> [Goal of the exercise]:
Output the full listing below exactly, without the pictures.

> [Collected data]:
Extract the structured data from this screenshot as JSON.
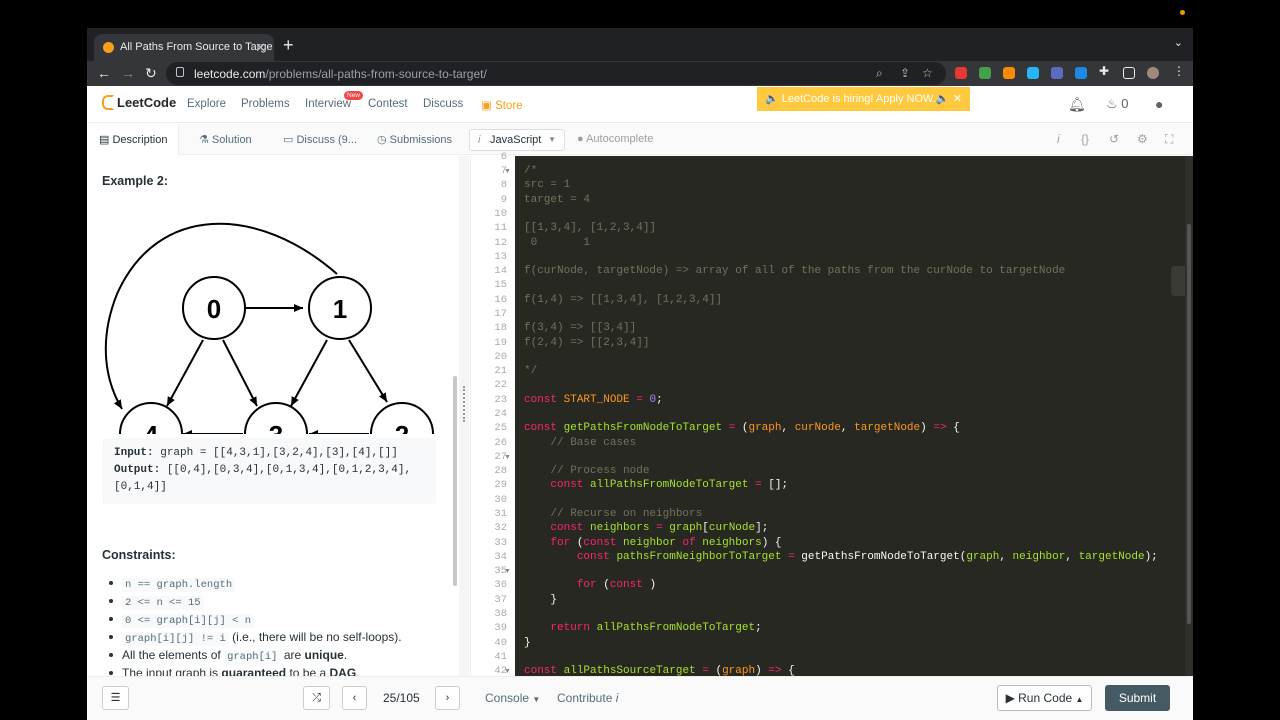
{
  "browser": {
    "tab_title": "All Paths From Source to Targe",
    "close_glyph": "✕",
    "new_tab_glyph": "+",
    "url_domain": "leetcode.com",
    "url_path": "/problems/all-paths-from-source-to-target/"
  },
  "navbar": {
    "logo": "LeetCode",
    "links": [
      "Explore",
      "Problems",
      "Interview",
      "Contest",
      "Discuss"
    ],
    "new_badge": "New",
    "store": "Store",
    "banner": "🔈 LeetCode is hiring! Apply NOW.🔈",
    "coins": "0"
  },
  "subbar": {
    "tabs": [
      "Description",
      "Solution",
      "Discuss (9...",
      "Submissions"
    ],
    "language": "JavaScript",
    "autocomplete": "Autocomplete"
  },
  "description": {
    "example_title": "Example 2:",
    "graph_nodes": [
      "0",
      "1",
      "2",
      "3",
      "4"
    ],
    "input_label": "Input:",
    "input_value": "graph = [[4,3,1],[3,2,4],[3],[4],[]]",
    "output_label": "Output:",
    "output_value": "[[0,4],[0,3,4],[0,1,3,4],[0,1,2,3,4],",
    "output_value_2": "[0,1,4]]",
    "constraints_title": "Constraints:",
    "constraints": {
      "c1": "n == graph.length",
      "c2": "2 <= n <= 15",
      "c3": "0 <= graph[i][j] < n",
      "c4_code": "graph[i][j] != i",
      "c4_text": "(i.e., there will be no self-loops).",
      "c5_pre": "All the elements of",
      "c5_code": "graph[i]",
      "c5_mid": "are",
      "c5_bold": "unique",
      "c5_end": ".",
      "c6_pre": "The input graph is",
      "c6_bold": "guaranteed",
      "c6_mid": "to be a",
      "c6_bold2": "DAG",
      "c6_end": "."
    }
  },
  "editor": {
    "line_numbers": [
      "6",
      "7",
      "8",
      "9",
      "10",
      "11",
      "12",
      "13",
      "14",
      "15",
      "16",
      "17",
      "18",
      "19",
      "20",
      "21",
      "22",
      "23",
      "24",
      "25",
      "26",
      "27",
      "28",
      "29",
      "30",
      "31",
      "32",
      "33",
      "34",
      "35",
      "36",
      "37",
      "38",
      "39",
      "40",
      "41",
      "42"
    ],
    "lines": {
      "l7": "/*",
      "l8": "src = 1",
      "l9": "target = 4",
      "l11": "[[1,3,4], [1,2,3,4]]",
      "l12": " 0       1",
      "l14": "f(curNode, targetNode) => array of all of the paths from the curNode to targetNode",
      "l16": "f(1,4) => [[1,3,4], [1,2,3,4]]",
      "l18": "f(3,4) => [[3,4]]",
      "l19": "f(2,4) => [[2,3,4]]",
      "l21": "*/",
      "l27": "    // Base cases",
      "l29": "    // Process node",
      "l31": "    // Recurse on neighbors"
    }
  },
  "footer": {
    "page": "25/105",
    "console": "Console",
    "contribute": "Contribute",
    "run": "Run Code",
    "submit": "Submit"
  }
}
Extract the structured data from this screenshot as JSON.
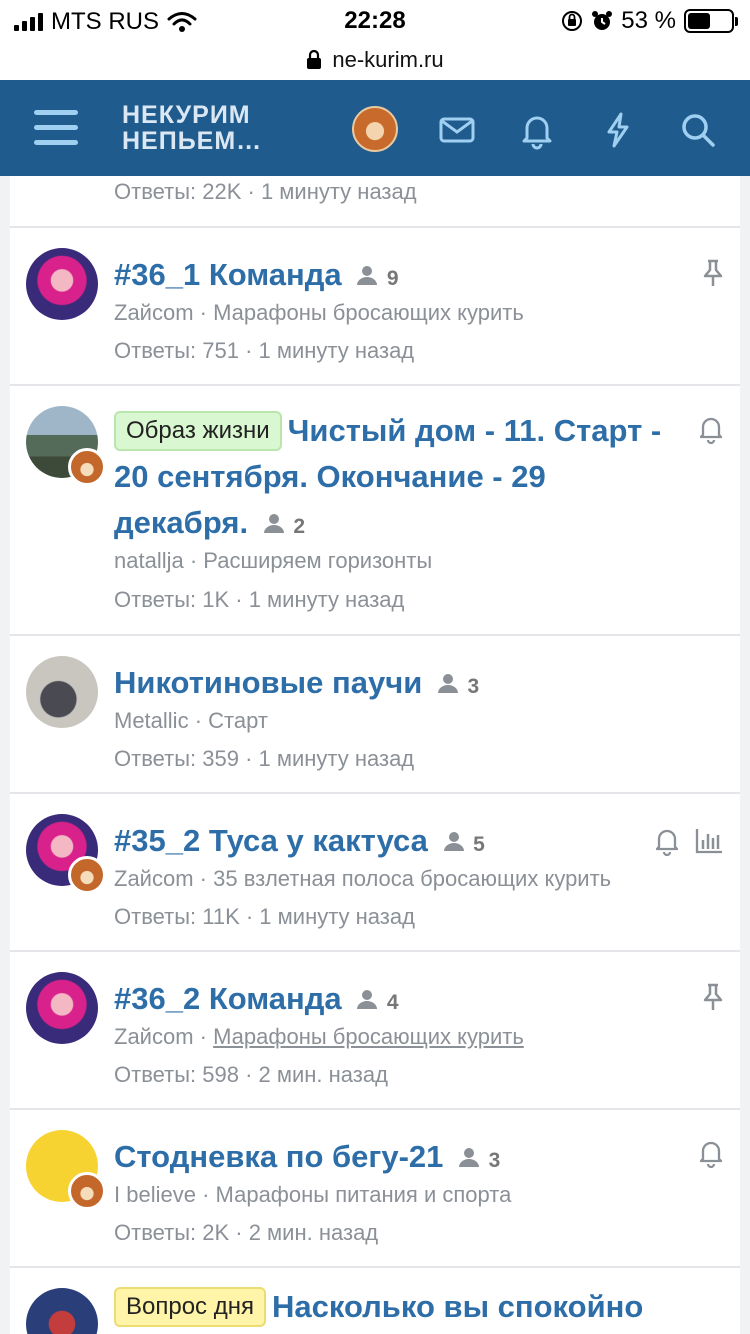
{
  "status_bar": {
    "carrier": "MTS RUS",
    "time": "22:28",
    "battery_percent": "53 %",
    "battery_level": 0.53
  },
  "url_bar": {
    "domain": "ne-kurim.ru"
  },
  "header": {
    "logo_line1": "НЕКУРИМ",
    "logo_line2": "НЕПЬЕМ…",
    "colors": {
      "header_bg": "#1f5b8c",
      "icon": "#9fd0f2",
      "title": "#2e6ea8"
    }
  },
  "threads": [
    {
      "meta2": "Ответы: 22K · 1 минуту назад"
    },
    {
      "title": "#36_1 Команда",
      "participants": "9",
      "author": "Zaйcom",
      "forum": "Марафоны бросающих курить",
      "stats": "Ответы: 751 · 1 минуту назад",
      "icons": [
        "pin-icon"
      ]
    },
    {
      "prefix": "Образ жизни",
      "title": "Чистый дом - 11. Старт - 20 сентября. Окончание - 29 декабря.",
      "participants": "2",
      "author": "natallja",
      "forum": "Расширяем горизонты",
      "stats": "Ответы: 1K · 1 минуту назад",
      "icons": [
        "bell-icon"
      ]
    },
    {
      "title": "Никотиновые паучи",
      "participants": "3",
      "author": "Metallic",
      "forum": "Старт",
      "stats": "Ответы: 359 · 1 минуту назад"
    },
    {
      "title": "#35_2 Туса у кактуса",
      "participants": "5",
      "author": "Zaйcom",
      "forum": "35 взлетная полоса бросающих курить",
      "stats": "Ответы: 11K · 1 минуту назад",
      "icons": [
        "bell-icon",
        "poll-icon"
      ]
    },
    {
      "title": "#36_2 Команда",
      "participants": "4",
      "author": "Zaйcom",
      "forum": "Марафоны бросающих курить",
      "stats": "Ответы: 598 · 2 мин. назад",
      "icons": [
        "pin-icon"
      ]
    },
    {
      "title": "Стодневка по бегу-21",
      "participants": "3",
      "author": "I believe",
      "forum": "Марафоны питания и спорта",
      "stats": "Ответы: 2K · 2 мин. назад",
      "icons": [
        "bell-icon"
      ]
    },
    {
      "prefix": "Вопрос дня",
      "title": "Насколько вы спокойно"
    }
  ]
}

> [Answer in full]:
Extract the structured data from this screenshot as JSON.
{
  "browser": {
    "tab_title": "All Paths From Source to Targe",
    "close_glyph": "✕",
    "new_tab_glyph": "+",
    "url_domain": "leetcode.com",
    "url_path": "/problems/all-paths-from-source-to-target/"
  },
  "navbar": {
    "logo": "LeetCode",
    "links": [
      "Explore",
      "Problems",
      "Interview",
      "Contest",
      "Discuss"
    ],
    "new_badge": "New",
    "store": "Store",
    "banner": "🔈 LeetCode is hiring! Apply NOW.🔈",
    "coins": "0"
  },
  "subbar": {
    "tabs": [
      "Description",
      "Solution",
      "Discuss (9...",
      "Submissions"
    ],
    "language": "JavaScript",
    "autocomplete": "Autocomplete"
  },
  "description": {
    "example_title": "Example 2:",
    "graph_nodes": [
      "0",
      "1",
      "2",
      "3",
      "4"
    ],
    "input_label": "Input:",
    "input_value": "graph = [[4,3,1],[3,2,4],[3],[4],[]]",
    "output_label": "Output:",
    "output_value": "[[0,4],[0,3,4],[0,1,3,4],[0,1,2,3,4],",
    "output_value_2": "[0,1,4]]",
    "constraints_title": "Constraints:",
    "constraints": {
      "c1": "n == graph.length",
      "c2": "2 <= n <= 15",
      "c3": "0 <= graph[i][j] < n",
      "c4_code": "graph[i][j] != i",
      "c4_text": "(i.e., there will be no self-loops).",
      "c5_pre": "All the elements of",
      "c5_code": "graph[i]",
      "c5_mid": "are",
      "c5_bold": "unique",
      "c5_end": ".",
      "c6_pre": "The input graph is",
      "c6_bold": "guaranteed",
      "c6_mid": "to be a",
      "c6_bold2": "DAG",
      "c6_end": "."
    }
  },
  "editor": {
    "line_numbers": [
      "6",
      "7",
      "8",
      "9",
      "10",
      "11",
      "12",
      "13",
      "14",
      "15",
      "16",
      "17",
      "18",
      "19",
      "20",
      "21",
      "22",
      "23",
      "24",
      "25",
      "26",
      "27",
      "28",
      "29",
      "30",
      "31",
      "32",
      "33",
      "34",
      "35",
      "36",
      "37",
      "38",
      "39",
      "40",
      "41",
      "42"
    ],
    "lines": {
      "l7": "/*",
      "l8": "src = 1",
      "l9": "target = 4",
      "l11": "[[1,3,4], [1,2,3,4]]",
      "l12": " 0       1",
      "l14": "f(curNode, targetNode) => array of all of the paths from the curNode to targetNode",
      "l16": "f(1,4) => [[1,3,4], [1,2,3,4]]",
      "l18": "f(3,4) => [[3,4]]",
      "l19": "f(2,4) => [[2,3,4]]",
      "l21": "*/",
      "l27": "    // Base cases",
      "l29": "    // Process node",
      "l31": "    // Recurse on neighbors"
    }
  },
  "footer": {
    "page": "25/105",
    "console": "Console",
    "contribute": "Contribute",
    "run": "Run Code",
    "submit": "Submit"
  }
}
Extract the structured data from this screenshot as JSON.
{
  "status_bar": {
    "carrier": "MTS RUS",
    "time": "22:28",
    "battery_percent": "53 %",
    "battery_level": 0.53
  },
  "url_bar": {
    "domain": "ne-kurim.ru"
  },
  "header": {
    "logo_line1": "НЕКУРИМ",
    "logo_line2": "НЕПЬЕМ…",
    "colors": {
      "header_bg": "#1f5b8c",
      "icon": "#9fd0f2",
      "title": "#2e6ea8"
    }
  },
  "threads": [
    {
      "meta2": "Ответы: 22K · 1 минуту назад"
    },
    {
      "title": "#36_1 Команда",
      "participants": "9",
      "author": "Zaйcom",
      "forum": "Марафоны бросающих курить",
      "stats": "Ответы: 751 · 1 минуту назад",
      "icons": [
        "pin-icon"
      ]
    },
    {
      "prefix": "Образ жизни",
      "title": "Чистый дом - 11. Старт - 20 сентября. Окончание - 29 декабря.",
      "participants": "2",
      "author": "natallja",
      "forum": "Расширяем горизонты",
      "stats": "Ответы: 1K · 1 минуту назад",
      "icons": [
        "bell-icon"
      ]
    },
    {
      "title": "Никотиновые паучи",
      "participants": "3",
      "author": "Metallic",
      "forum": "Старт",
      "stats": "Ответы: 359 · 1 минуту назад"
    },
    {
      "title": "#35_2 Туса у кактуса",
      "participants": "5",
      "author": "Zaйcom",
      "forum": "35 взлетная полоса бросающих курить",
      "stats": "Ответы: 11K · 1 минуту назад",
      "icons": [
        "bell-icon",
        "poll-icon"
      ]
    },
    {
      "title": "#36_2 Команда",
      "participants": "4",
      "author": "Zaйcom",
      "forum": "Марафоны бросающих курить",
      "stats": "Ответы: 598 · 2 мин. назад",
      "icons": [
        "pin-icon"
      ]
    },
    {
      "title": "Стодневка по бегу-21",
      "participants": "3",
      "author": "I believe",
      "forum": "Марафоны питания и спорта",
      "stats": "Ответы: 2K · 2 мин. назад",
      "icons": [
        "bell-icon"
      ]
    },
    {
      "prefix": "Вопрос дня",
      "title": "Насколько вы спокойно"
    }
  ]
}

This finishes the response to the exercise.